**What you need to do:** Give back every line exactly as it appears, pictures excluded.
— begin Extracted entries —
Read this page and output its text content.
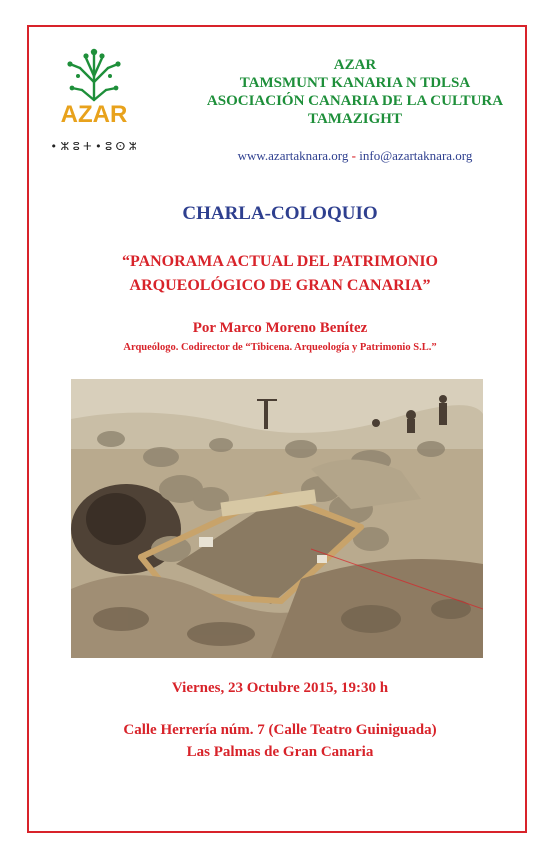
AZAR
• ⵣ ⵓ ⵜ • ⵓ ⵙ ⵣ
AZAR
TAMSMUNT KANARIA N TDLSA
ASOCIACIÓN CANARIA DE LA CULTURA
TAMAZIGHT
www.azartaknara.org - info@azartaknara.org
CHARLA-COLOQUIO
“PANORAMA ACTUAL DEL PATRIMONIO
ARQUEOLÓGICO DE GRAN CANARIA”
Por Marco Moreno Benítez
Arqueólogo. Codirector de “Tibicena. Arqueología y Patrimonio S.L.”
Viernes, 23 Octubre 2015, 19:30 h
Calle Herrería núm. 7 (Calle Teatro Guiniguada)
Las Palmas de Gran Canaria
— end Extracted entries —
**Exercise result:**
Read this page and output its text content.
AZAR
• ⵣ ⵓ ⵜ • ⵓ ⵙ ⵣ
AZAR
TAMSMUNT KANARIA N TDLSA
ASOCIACIÓN CANARIA DE LA CULTURA
TAMAZIGHT
www.azartaknara.org - info@azartaknara.org
CHARLA-COLOQUIO
“PANORAMA ACTUAL DEL PATRIMONIO
ARQUEOLÓGICO DE GRAN CANARIA”
Por Marco Moreno Benítez
Arqueólogo. Codirector de “Tibicena. Arqueología y Patrimonio S.L.”
Viernes, 23 Octubre 2015, 19:30 h
Calle Herrería núm. 7 (Calle Teatro Guiniguada)
Las Palmas de Gran Canaria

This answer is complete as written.